WRITTEN REQUEST:
Examine the material below. Gather every line in which the string "like" appears.

(begin)

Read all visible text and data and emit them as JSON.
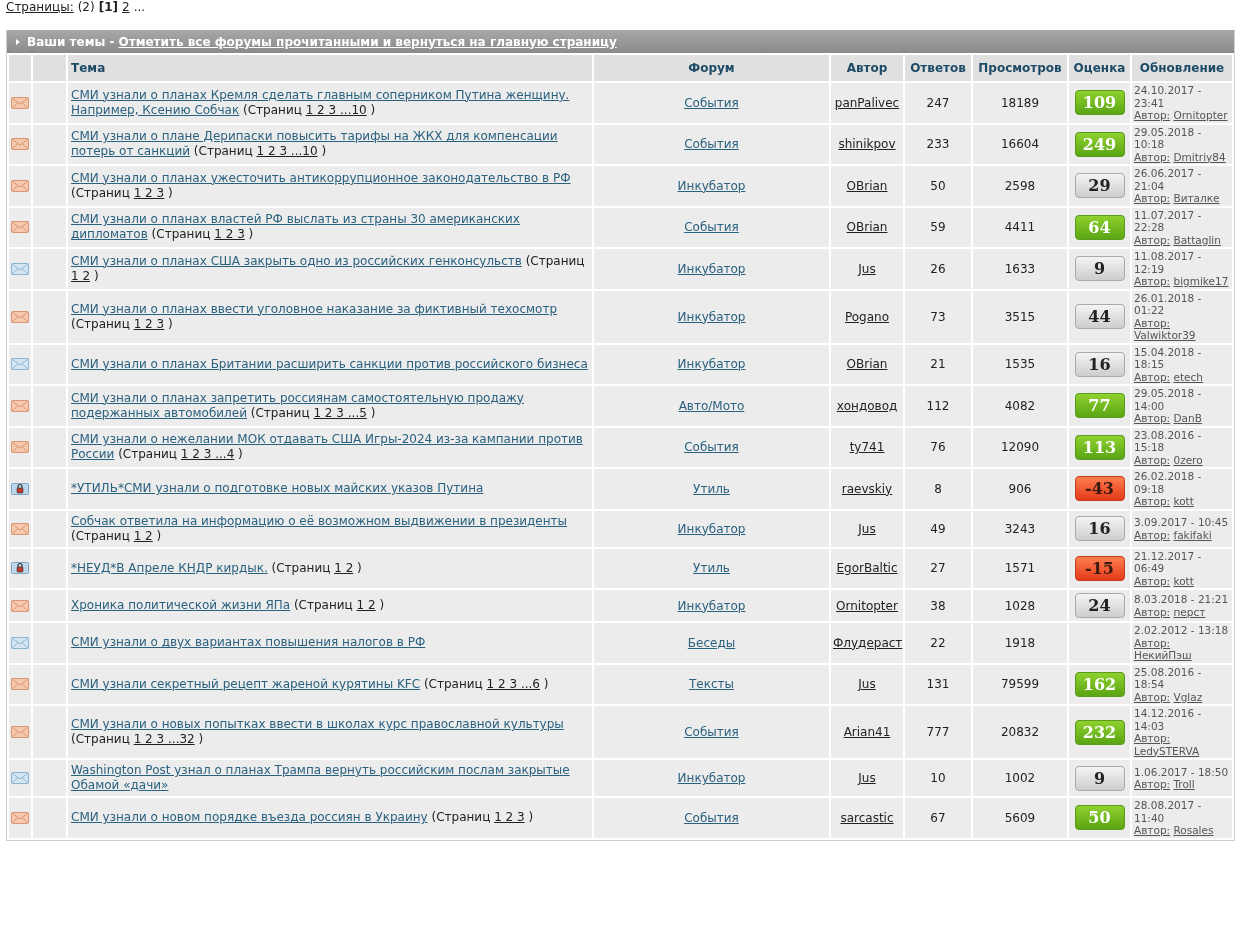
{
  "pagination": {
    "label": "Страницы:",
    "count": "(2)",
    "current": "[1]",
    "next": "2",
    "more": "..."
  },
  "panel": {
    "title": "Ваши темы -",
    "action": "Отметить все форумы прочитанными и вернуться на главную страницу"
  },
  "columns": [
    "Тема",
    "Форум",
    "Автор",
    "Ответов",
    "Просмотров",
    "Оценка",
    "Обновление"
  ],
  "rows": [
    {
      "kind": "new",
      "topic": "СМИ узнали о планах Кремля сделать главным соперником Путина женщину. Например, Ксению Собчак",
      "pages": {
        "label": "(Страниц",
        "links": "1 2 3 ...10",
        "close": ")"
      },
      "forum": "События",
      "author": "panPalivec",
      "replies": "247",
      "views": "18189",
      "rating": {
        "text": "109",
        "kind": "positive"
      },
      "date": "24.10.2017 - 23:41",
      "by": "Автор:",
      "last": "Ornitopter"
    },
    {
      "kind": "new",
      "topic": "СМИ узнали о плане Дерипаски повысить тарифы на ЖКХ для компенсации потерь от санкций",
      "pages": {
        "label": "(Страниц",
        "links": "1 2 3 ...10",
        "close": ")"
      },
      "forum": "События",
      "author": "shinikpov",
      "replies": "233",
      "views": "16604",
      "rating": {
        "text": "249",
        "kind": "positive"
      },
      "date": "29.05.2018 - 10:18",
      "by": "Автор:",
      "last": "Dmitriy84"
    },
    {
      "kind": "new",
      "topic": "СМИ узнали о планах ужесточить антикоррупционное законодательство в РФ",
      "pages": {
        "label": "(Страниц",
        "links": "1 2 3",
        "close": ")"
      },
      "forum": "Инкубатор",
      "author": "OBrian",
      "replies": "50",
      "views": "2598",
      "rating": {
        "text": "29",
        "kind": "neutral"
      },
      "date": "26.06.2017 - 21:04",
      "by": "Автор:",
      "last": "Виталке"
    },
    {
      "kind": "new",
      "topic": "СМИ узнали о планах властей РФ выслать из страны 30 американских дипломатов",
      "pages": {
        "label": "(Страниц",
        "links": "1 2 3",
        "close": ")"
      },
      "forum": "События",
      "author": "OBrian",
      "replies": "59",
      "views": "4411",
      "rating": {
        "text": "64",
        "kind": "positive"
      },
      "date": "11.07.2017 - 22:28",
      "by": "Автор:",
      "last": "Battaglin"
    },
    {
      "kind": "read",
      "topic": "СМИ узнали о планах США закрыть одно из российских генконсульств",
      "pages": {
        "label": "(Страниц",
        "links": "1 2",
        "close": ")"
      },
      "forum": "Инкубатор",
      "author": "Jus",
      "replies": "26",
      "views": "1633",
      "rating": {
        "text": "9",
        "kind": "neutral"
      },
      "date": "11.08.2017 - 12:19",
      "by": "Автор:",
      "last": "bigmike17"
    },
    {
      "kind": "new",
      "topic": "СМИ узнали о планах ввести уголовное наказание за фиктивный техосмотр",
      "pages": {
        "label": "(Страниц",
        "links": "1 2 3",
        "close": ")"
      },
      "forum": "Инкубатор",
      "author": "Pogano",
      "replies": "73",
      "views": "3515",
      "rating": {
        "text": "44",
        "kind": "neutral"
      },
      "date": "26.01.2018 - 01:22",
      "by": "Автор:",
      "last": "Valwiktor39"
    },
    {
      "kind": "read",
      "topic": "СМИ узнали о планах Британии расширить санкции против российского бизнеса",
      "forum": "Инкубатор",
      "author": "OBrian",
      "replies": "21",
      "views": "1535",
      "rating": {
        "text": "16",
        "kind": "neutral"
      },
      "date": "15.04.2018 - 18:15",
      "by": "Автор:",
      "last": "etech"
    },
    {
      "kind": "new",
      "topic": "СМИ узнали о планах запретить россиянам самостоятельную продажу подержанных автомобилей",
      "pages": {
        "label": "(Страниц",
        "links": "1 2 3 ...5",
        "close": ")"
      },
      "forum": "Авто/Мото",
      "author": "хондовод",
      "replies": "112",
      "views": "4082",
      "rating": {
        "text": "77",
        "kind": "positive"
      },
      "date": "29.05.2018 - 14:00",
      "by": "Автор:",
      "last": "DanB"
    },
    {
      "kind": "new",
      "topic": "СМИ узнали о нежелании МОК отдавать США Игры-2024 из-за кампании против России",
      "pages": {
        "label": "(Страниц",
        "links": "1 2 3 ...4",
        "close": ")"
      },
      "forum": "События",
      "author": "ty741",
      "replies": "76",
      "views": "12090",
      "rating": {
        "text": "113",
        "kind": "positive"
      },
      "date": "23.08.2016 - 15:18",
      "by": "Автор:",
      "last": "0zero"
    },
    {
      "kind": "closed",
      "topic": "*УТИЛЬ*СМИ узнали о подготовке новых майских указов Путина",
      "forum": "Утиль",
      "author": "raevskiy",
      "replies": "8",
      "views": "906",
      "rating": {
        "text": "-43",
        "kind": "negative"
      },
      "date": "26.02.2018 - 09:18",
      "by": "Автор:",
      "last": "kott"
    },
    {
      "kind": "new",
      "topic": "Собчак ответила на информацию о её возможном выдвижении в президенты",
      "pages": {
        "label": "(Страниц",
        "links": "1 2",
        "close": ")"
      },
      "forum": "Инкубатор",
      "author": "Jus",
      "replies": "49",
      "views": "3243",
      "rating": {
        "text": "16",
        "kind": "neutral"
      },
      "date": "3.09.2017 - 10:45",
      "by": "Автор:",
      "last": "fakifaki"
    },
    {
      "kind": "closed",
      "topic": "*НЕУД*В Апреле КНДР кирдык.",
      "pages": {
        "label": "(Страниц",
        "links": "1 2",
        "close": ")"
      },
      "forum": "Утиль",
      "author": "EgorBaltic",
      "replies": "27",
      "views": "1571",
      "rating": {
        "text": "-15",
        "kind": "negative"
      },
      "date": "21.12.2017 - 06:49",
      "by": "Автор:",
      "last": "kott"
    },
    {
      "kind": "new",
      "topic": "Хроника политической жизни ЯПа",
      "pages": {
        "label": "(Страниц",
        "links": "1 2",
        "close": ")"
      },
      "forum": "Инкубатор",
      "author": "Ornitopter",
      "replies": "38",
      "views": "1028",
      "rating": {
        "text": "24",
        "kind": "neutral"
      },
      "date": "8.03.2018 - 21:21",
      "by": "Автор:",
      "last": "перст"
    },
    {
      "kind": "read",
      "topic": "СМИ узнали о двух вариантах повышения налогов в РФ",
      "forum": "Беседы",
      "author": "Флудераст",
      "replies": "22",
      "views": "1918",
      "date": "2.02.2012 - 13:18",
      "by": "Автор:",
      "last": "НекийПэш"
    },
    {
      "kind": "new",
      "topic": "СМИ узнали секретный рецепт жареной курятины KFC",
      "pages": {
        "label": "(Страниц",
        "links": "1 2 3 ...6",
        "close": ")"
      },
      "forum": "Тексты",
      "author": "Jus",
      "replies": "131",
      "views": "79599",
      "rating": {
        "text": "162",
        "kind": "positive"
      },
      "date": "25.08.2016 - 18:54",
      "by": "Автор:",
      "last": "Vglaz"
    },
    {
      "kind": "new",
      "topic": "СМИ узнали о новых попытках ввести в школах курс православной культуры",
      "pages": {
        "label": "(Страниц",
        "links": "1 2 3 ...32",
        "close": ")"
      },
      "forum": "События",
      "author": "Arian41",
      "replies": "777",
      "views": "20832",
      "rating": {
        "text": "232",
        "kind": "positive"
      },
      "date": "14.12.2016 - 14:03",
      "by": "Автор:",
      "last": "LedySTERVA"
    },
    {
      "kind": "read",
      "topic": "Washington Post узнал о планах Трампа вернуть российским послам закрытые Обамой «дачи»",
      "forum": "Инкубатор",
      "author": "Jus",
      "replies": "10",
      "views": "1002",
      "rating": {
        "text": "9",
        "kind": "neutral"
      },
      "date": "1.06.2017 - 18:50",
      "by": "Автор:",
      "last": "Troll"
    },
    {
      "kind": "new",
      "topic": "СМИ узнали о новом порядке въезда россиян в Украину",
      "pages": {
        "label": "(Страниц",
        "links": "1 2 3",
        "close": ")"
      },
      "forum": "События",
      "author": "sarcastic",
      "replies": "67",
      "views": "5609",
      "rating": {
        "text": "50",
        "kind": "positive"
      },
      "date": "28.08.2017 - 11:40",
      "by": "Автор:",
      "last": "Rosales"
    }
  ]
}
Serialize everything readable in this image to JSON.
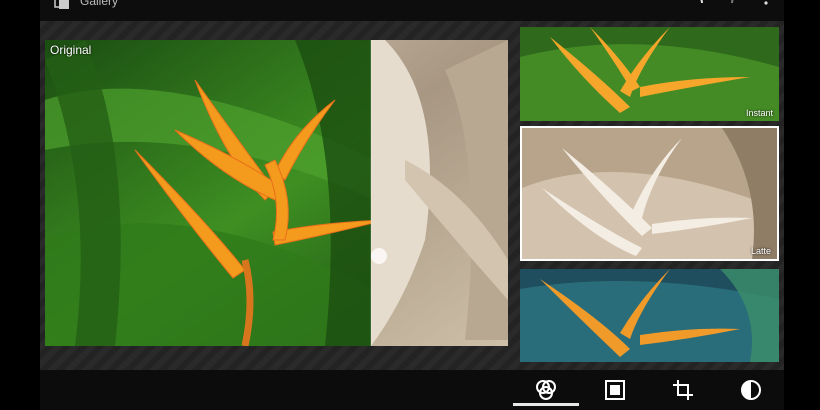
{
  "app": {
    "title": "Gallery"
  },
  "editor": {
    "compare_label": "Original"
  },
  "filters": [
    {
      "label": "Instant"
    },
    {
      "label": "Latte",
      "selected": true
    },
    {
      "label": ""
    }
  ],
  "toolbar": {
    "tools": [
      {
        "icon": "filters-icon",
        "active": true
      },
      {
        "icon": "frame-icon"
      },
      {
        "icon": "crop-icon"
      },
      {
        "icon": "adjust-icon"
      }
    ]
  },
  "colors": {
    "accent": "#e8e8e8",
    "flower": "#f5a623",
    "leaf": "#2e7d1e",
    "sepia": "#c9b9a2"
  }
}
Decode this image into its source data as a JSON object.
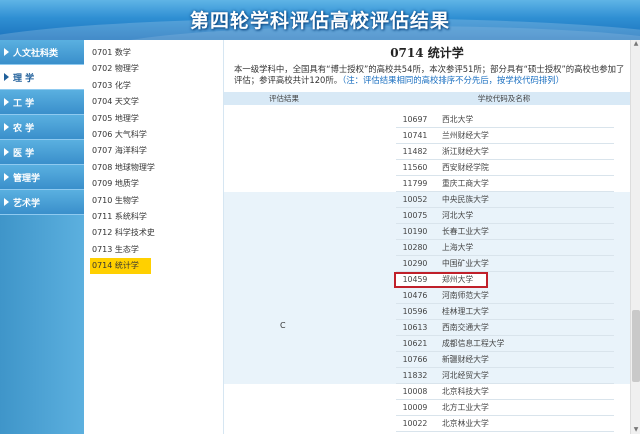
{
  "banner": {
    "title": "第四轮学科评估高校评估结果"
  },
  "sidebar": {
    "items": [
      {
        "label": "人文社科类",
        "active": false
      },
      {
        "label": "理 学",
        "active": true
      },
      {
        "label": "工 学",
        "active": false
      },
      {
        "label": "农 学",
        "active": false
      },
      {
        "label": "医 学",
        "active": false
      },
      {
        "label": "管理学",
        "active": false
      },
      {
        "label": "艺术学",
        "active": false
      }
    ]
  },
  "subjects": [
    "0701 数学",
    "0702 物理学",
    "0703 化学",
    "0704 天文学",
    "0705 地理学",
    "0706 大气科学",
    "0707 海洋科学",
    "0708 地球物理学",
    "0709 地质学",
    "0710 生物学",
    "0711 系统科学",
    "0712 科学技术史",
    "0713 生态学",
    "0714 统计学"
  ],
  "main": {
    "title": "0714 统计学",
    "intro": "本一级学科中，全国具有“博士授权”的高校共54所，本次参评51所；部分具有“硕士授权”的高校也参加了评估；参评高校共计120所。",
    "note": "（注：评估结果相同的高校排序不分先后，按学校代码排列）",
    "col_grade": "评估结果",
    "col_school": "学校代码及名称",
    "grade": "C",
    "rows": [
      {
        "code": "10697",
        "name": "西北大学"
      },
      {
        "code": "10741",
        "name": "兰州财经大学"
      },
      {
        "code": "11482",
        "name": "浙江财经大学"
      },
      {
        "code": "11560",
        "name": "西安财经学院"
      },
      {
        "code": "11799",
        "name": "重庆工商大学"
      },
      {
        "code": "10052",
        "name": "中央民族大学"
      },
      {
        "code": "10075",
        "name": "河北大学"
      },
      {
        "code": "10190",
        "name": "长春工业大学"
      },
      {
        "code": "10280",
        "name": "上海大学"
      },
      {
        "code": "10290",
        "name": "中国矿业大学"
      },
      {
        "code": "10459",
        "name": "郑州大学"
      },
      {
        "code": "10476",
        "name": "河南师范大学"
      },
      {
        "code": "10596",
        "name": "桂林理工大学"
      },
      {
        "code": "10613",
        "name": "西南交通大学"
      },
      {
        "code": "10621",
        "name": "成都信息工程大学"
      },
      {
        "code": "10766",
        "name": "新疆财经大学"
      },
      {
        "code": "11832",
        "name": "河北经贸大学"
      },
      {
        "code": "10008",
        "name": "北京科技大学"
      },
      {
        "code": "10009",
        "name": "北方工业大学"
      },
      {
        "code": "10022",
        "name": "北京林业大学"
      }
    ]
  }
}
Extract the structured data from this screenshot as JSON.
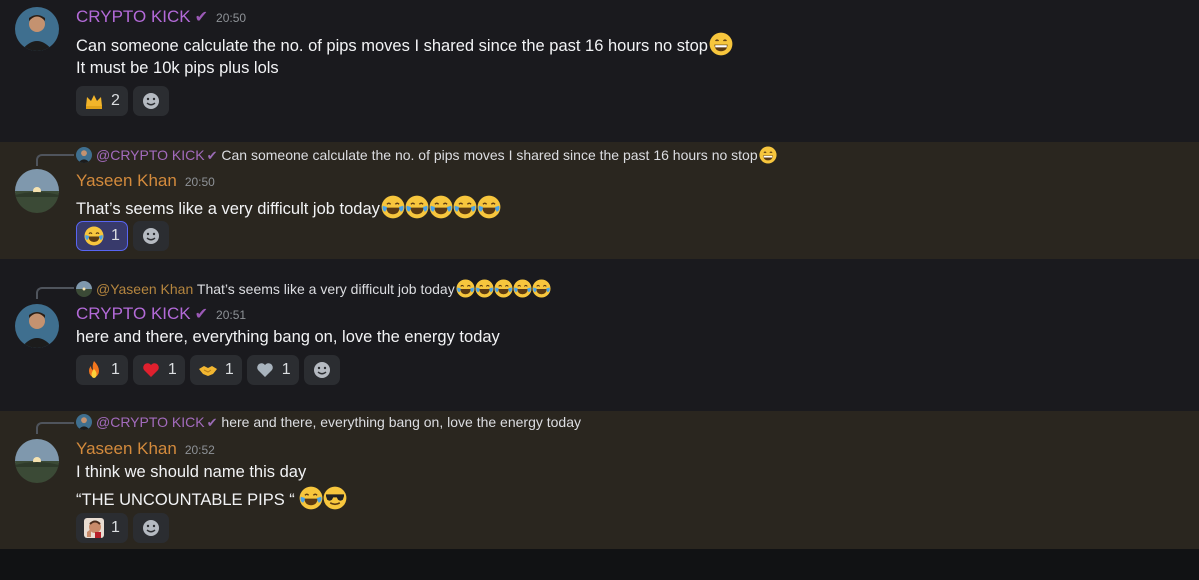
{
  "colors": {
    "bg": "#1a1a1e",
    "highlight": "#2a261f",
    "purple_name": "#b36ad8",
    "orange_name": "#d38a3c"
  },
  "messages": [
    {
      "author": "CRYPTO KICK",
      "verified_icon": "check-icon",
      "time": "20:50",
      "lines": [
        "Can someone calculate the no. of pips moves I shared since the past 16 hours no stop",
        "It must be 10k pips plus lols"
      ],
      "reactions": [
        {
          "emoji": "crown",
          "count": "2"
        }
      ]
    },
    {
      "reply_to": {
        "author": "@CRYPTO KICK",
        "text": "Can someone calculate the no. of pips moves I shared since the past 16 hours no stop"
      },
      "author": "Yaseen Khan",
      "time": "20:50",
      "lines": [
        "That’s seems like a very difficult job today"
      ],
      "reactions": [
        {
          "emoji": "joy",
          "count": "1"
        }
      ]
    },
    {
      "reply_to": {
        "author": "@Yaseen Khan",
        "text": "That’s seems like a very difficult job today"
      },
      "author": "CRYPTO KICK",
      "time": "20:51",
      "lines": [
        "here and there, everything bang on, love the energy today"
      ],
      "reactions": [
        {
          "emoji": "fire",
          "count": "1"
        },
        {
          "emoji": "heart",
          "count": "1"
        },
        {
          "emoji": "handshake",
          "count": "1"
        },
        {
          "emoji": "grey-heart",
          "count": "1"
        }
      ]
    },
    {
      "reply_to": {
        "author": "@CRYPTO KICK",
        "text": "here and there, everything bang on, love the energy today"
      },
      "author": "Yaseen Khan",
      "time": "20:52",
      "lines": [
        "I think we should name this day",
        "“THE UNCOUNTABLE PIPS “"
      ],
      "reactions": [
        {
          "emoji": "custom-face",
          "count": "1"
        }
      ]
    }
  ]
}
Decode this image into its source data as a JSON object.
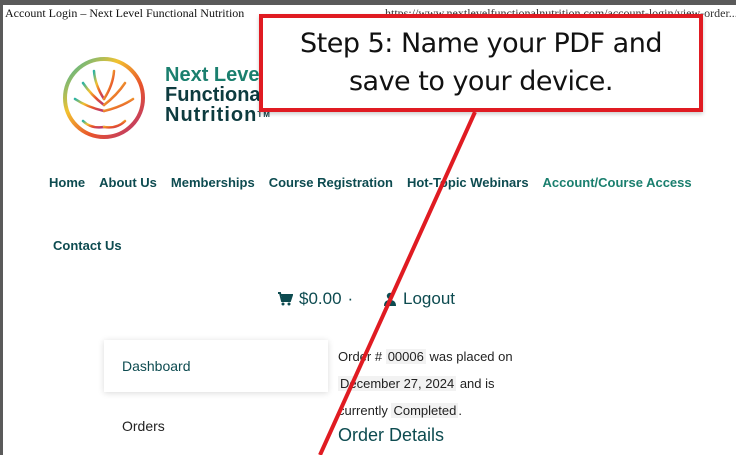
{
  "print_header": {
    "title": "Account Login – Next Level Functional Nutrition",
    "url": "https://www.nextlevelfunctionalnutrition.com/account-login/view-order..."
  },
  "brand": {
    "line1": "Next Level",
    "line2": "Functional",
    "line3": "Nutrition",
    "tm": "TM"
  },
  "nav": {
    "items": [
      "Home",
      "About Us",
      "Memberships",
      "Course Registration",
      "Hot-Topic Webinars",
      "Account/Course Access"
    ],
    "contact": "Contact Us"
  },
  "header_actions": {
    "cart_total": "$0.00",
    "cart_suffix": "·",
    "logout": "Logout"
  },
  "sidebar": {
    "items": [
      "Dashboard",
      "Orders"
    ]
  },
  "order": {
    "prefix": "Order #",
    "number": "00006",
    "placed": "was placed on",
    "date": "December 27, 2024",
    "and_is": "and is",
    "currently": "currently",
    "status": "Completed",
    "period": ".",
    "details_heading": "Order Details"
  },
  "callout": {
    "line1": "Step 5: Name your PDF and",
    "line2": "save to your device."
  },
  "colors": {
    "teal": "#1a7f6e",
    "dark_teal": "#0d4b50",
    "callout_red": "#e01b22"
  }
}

(end)

OUTPUT OF THE EXERCISE:
        "That’s seems like a very difficult job today"
        "text": "That’s seems like a very difficult job today"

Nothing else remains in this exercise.